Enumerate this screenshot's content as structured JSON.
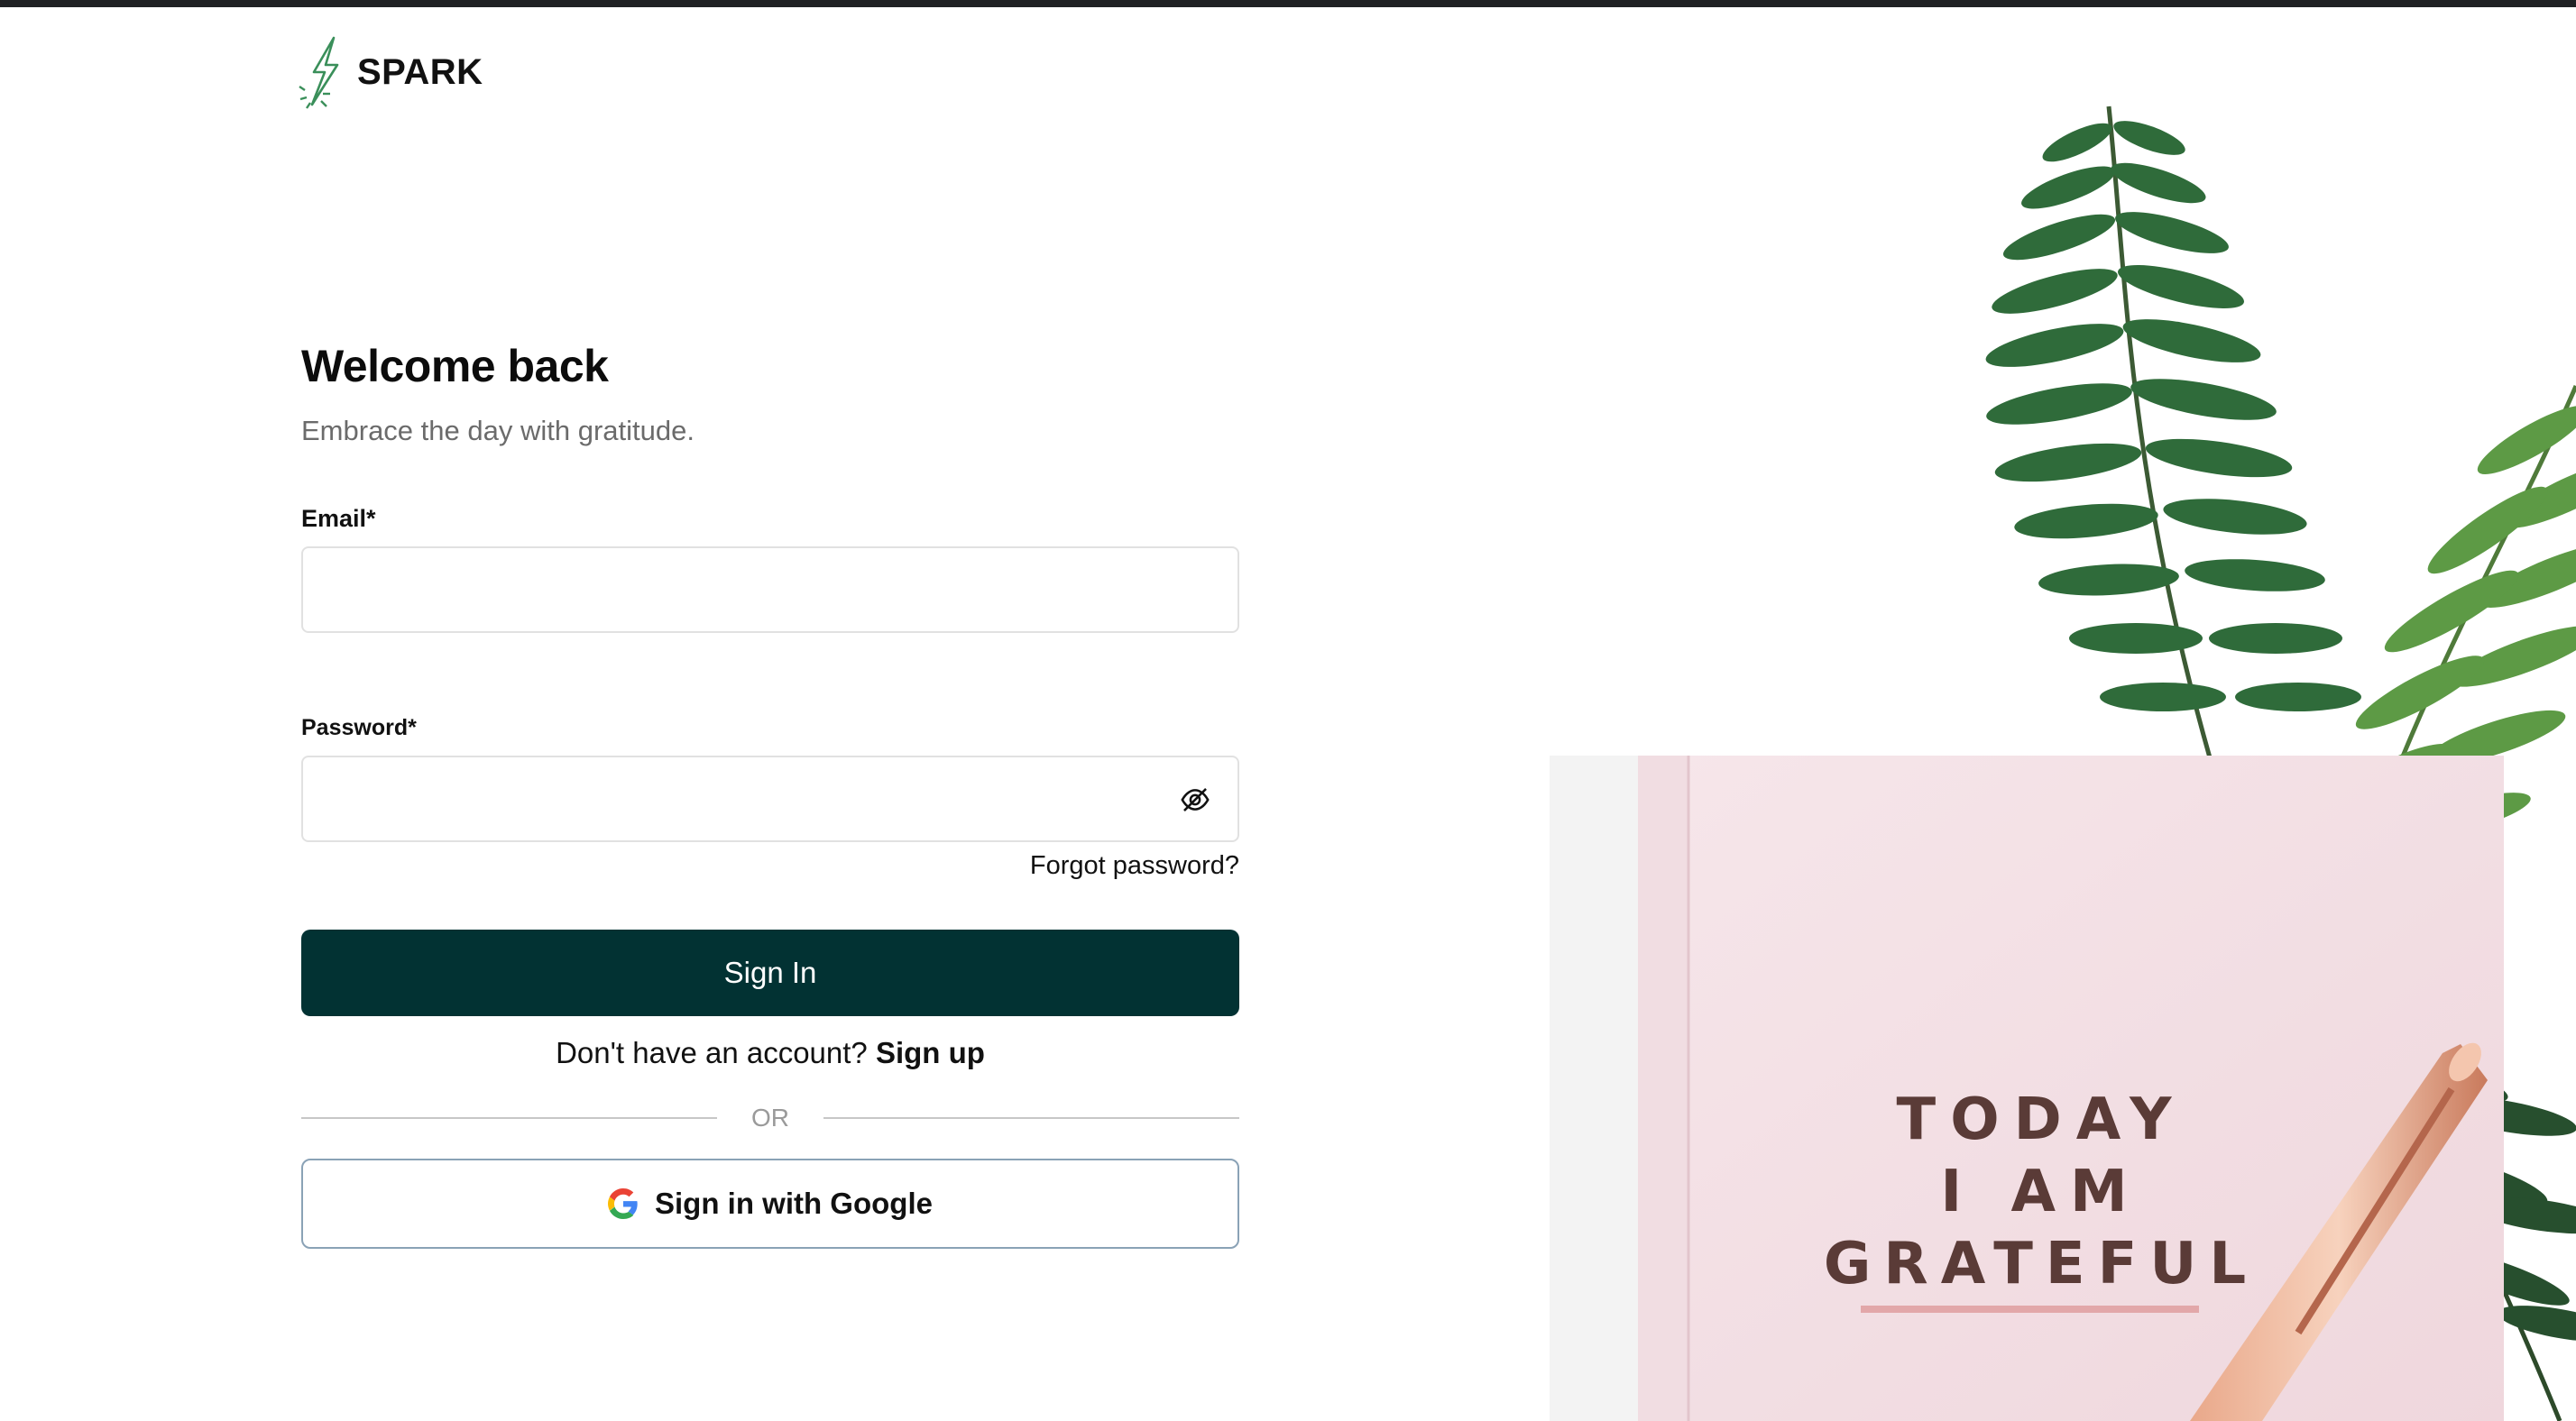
{
  "brand": {
    "name": "SPARK",
    "logo_icon": "lightning-bolt-icon",
    "logo_color": "#3a8f5a"
  },
  "form": {
    "title": "Welcome back",
    "subtitle": "Embrace the day with gratitude.",
    "email_label": "Email*",
    "email_value": "",
    "password_label": "Password*",
    "password_value": "",
    "password_toggle_icon": "eye-off-icon",
    "forgot_password": "Forgot password?",
    "sign_in_button": "Sign In",
    "signup_prompt": "Don't have an account?",
    "signup_link": "Sign up",
    "divider_text": "OR",
    "google_button": "Sign in with Google",
    "google_icon": "google-g-icon"
  },
  "hero": {
    "image_description_icon": "notebook-fern-photo",
    "notebook_text": [
      "TODAY",
      "I AM",
      "GRATEFUL"
    ]
  },
  "colors": {
    "primary": "#023233",
    "top_bar": "#202124",
    "subtitle": "#6b6b6b",
    "google_border": "#8aa2b6"
  }
}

-.-.-

## [Problem to work on]
Quote the records in their entirety, keeping the wording exact and excluding pictures.

## [Output of the exercise]
Enumerate this screenshot's content as structured JSON.
{
  "brand": {
    "name": "SPARK",
    "logo_icon": "lightning-bolt-icon",
    "logo_color": "#3a8f5a"
  },
  "form": {
    "title": "Welcome back",
    "subtitle": "Embrace the day with gratitude.",
    "email_label": "Email*",
    "email_value": "",
    "password_label": "Password*",
    "password_value": "",
    "password_toggle_icon": "eye-off-icon",
    "forgot_password": "Forgot password?",
    "sign_in_button": "Sign In",
    "signup_prompt": "Don't have an account?",
    "signup_link": "Sign up",
    "divider_text": "OR",
    "google_button": "Sign in with Google",
    "google_icon": "google-g-icon"
  },
  "hero": {
    "image_description_icon": "notebook-fern-photo",
    "notebook_text": [
      "TODAY",
      "I AM",
      "GRATEFUL"
    ]
  },
  "colors": {
    "primary": "#023233",
    "top_bar": "#202124",
    "subtitle": "#6b6b6b",
    "google_border": "#8aa2b6"
  }
}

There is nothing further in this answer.